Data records
+-------+

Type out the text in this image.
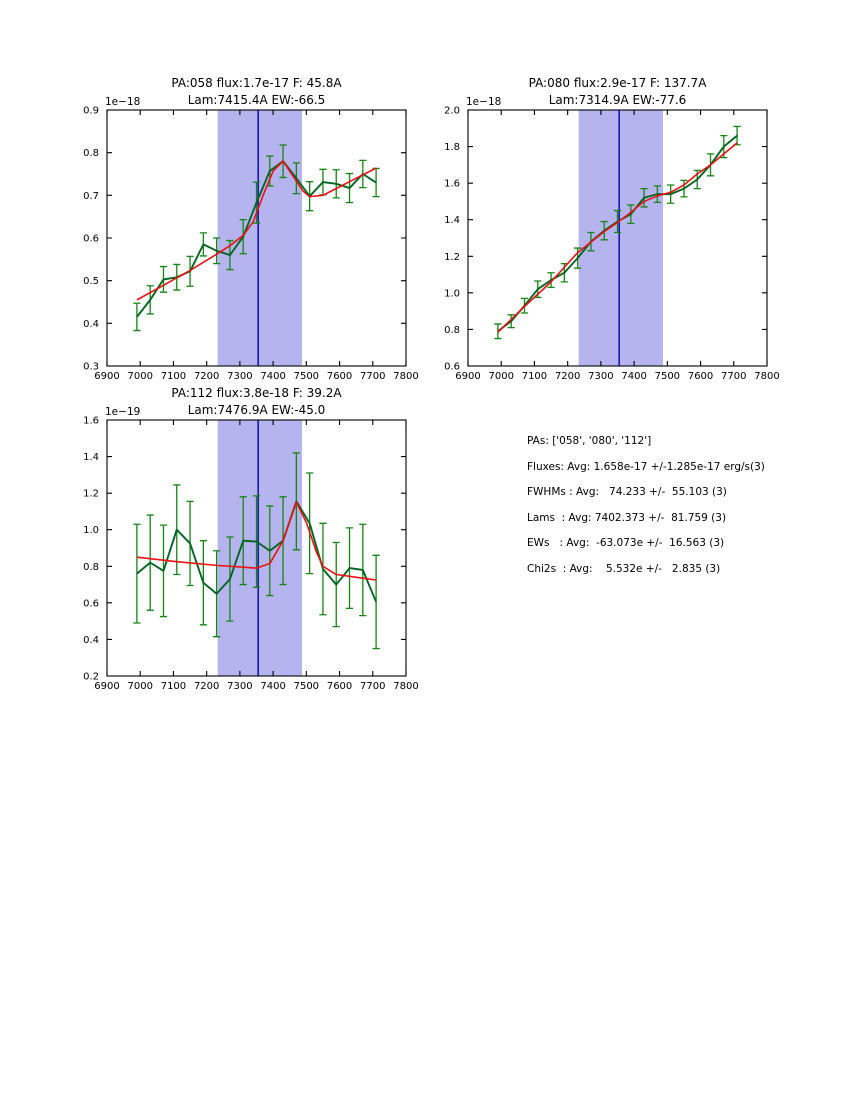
6900 7000 7100 7200 7300 7400 7500 7600 7700 7800
0.3
0.4
0.5
0.6
0.7
0.8
0.9
1e−18
PA:058 flux:1.7e-17 F: 45.8A
Lam:7415.4A EW:-66.5
6900 7000 7100 7200 7300 7400 7500 7600 7700 7800
0.6
0.8
1.0
1.2
1.4
1.6
1.8
2.0
1e−18
PA:080 flux:2.9e-17 F: 137.7A
Lam:7314.9A EW:-77.6
6900 7000 7100 7200 7300 7400 7500 7600 7700 7800
0.2
0.4
0.6
0.8
1.0
1.2
1.4
1.6
1e−19
PA:112 flux:3.8e-18 F: 39.2A
Lam:7476.9A EW:-45.0
PAs: ['058', '080', '112']
Fluxes: Avg: 1.658e-17 +/-1.285e-17 erg/s(3)
FWHMs : Avg:   74.233 +/-  55.103 (3)
Lams  : Avg: 7402.373 +/-  81.759 (3)
EWs   : Avg:  -63.073e +/-  16.563 (3)
Chi2s  : Avg:    5.532e +/-   2.835 (3)
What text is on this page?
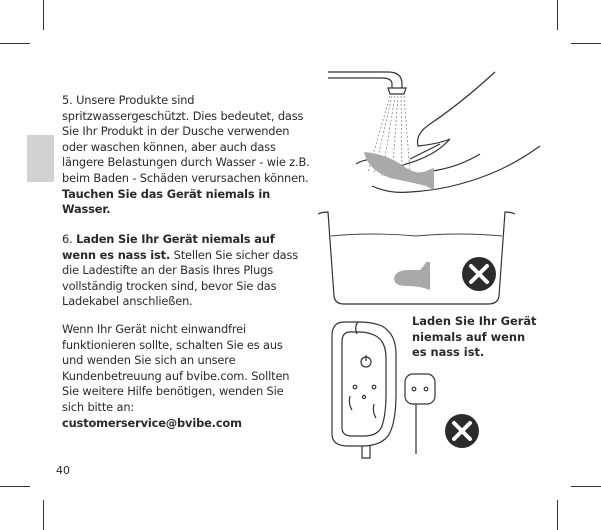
5. Unsere Produkte sind spritzwassergeschützt. Dies bedeutet, dass Sie Ihr Produkt in der Dusche verwenden oder waschen können, aber auch dass längere Belastungen durch Wasser - wie z.B. beim Baden - Schäden verursachen können. Tauchen Sie das Gerät niemals in Wasser.

6. Laden Sie Ihr Gerät niemals auf wenn es nass ist. Stellen Sie sicher dass die Ladestifte an der Basis Ihres Plugs vollständig trocken sind, bevor Sie das Ladekabel anschließen.

Wenn Ihr Gerät nicht einwandfrei funktionieren sollte, schalten Sie es aus und wenden Sie sich an unsere Kundenbetreuung auf bvibe.com. Sollten Sie weitere Hilfe benötigen, wenden Sie sich bitte an:
customerservice@bvibe.com

Laden Sie Ihr Gerät niemals auf wenn es nass ist.

40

+-------+

* _GIVEN INSTRUCTION_:
All of the material above is to be copied exactly, except for its images.

* _RESULT OF THIS TASK_:
Type out the text in this image.
6900 7000 7100 7200 7300 7400 7500 7600 7700 7800
0.3
0.4
0.5
0.6
0.7
0.8
0.9
1e−18
PA:058 flux:1.7e-17 F: 45.8A
Lam:7415.4A EW:-66.5
6900 7000 7100 7200 7300 7400 7500 7600 7700 7800
0.6
0.8
1.0
1.2
1.4
1.6
1.8
2.0
1e−18
PA:080 flux:2.9e-17 F: 137.7A
Lam:7314.9A EW:-77.6
6900 7000 7100 7200 7300 7400 7500 7600 7700 7800
0.2
0.4
0.6
0.8
1.0
1.2
1.4
1.6
1e−19
PA:112 flux:3.8e-18 F: 39.2A
Lam:7476.9A EW:-45.0
PAs: ['058', '080', '112']
Fluxes: Avg: 1.658e-17 +/-1.285e-17 erg/s(3)
FWHMs : Avg:   74.233 +/-  55.103 (3)
Lams  : Avg: 7402.373 +/-  81.759 (3)
EWs   : Avg:  -63.073e +/-  16.563 (3)
Chi2s  : Avg:    5.532e +/-   2.835 (3)
What text is on this page?
5. Unsere Produkte sind spritzwassergeschützt. Dies bedeutet, dass Sie Ihr Produkt in der Dusche verwenden oder waschen können, aber auch dass längere Belastungen durch Wasser - wie z.B. beim Baden - Schäden verursachen können. Tauchen Sie das Gerät niemals in Wasser.

6. Laden Sie Ihr Gerät niemals auf wenn es nass ist. Stellen Sie sicher dass die Ladestifte an der Basis Ihres Plugs vollständig trocken sind, bevor Sie das Ladekabel anschließen.

Wenn Ihr Gerät nicht einwandfrei funktionieren sollte, schalten Sie es aus und wenden Sie sich an unsere Kundenbetreuung auf bvibe.com. Sollten Sie weitere Hilfe benötigen, wenden Sie sich bitte an:
customerservice@bvibe.com

Laden Sie Ihr Gerät niemals auf wenn es nass ist.

40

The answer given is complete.